● **Goal of the exercise**
Read the records and write them out again exactly.

^^^^^^^^

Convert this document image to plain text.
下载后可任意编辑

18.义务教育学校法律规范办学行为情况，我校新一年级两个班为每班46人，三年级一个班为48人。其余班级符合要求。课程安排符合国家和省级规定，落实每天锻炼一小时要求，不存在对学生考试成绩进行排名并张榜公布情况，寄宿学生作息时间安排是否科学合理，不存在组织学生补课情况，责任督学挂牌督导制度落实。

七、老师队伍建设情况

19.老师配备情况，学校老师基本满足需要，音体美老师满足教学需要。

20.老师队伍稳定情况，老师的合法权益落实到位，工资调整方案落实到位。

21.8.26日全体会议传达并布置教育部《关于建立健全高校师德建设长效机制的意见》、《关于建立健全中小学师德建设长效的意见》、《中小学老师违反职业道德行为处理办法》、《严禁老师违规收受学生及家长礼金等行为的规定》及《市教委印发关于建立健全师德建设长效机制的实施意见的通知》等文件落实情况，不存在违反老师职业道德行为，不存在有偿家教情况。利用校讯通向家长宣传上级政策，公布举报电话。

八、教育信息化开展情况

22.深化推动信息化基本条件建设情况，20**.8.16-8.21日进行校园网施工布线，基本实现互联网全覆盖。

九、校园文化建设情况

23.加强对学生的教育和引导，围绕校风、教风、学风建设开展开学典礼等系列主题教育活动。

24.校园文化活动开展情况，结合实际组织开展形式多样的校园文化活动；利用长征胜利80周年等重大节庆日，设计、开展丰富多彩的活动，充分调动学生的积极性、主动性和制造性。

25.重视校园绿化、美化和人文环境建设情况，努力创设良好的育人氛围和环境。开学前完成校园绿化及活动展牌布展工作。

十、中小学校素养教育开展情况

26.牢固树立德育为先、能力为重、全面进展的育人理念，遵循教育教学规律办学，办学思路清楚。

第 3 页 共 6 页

^^^^^^^^

● **Completed task**
Convert this document image to plain text.
下载后可任意编辑

18.义务教育学校法律规范办学行为情况，我校新一年级两个班为每班46人，三年级一个班为48人。其余班级符合要求。课程安排符合国家和省级规定，落实每天锻炼一小时要求，不存在对学生考试成绩进行排名并张榜公布情况，寄宿学生作息时间安排是否科学合理，不存在组织学生补课情况，责任督学挂牌督导制度落实。

七、老师队伍建设情况

19.老师配备情况，学校老师基本满足需要，音体美老师满足教学需要。

20.老师队伍稳定情况，老师的合法权益落实到位，工资调整方案落实到位。

21.8.26日全体会议传达并布置教育部《关于建立健全高校师德建设长效机制的意见》、《关于建立健全中小学师德建设长效的意见》、《中小学老师违反职业道德行为处理办法》、《严禁老师违规收受学生及家长礼金等行为的规定》及《市教委印发关于建立健全师德建设长效机制的实施意见的通知》等文件落实情况，不存在违反老师职业道德行为，不存在有偿家教情况。利用校讯通向家长宣传上级政策，公布举报电话。

八、教育信息化开展情况

22.深化推动信息化基本条件建设情况，20**.8.16-8.21日进行校园网施工布线，基本实现互联网全覆盖。

九、校园文化建设情况

23.加强对学生的教育和引导，围绕校风、教风、学风建设开展开学典礼等系列主题教育活动。

24.校园文化活动开展情况，结合实际组织开展形式多样的校园文化活动；利用长征胜利80周年等重大节庆日，设计、开展丰富多彩的活动，充分调动学生的积极性、主动性和制造性。

25.重视校园绿化、美化和人文环境建设情况，努力创设良好的育人氛围和环境。开学前完成校园绿化及活动展牌布展工作。

十、中小学校素养教育开展情况

26.牢固树立德育为先、能力为重、全面进展的育人理念，遵循教育教学规律办学，办学思路清楚。

第 3 页 共 6 页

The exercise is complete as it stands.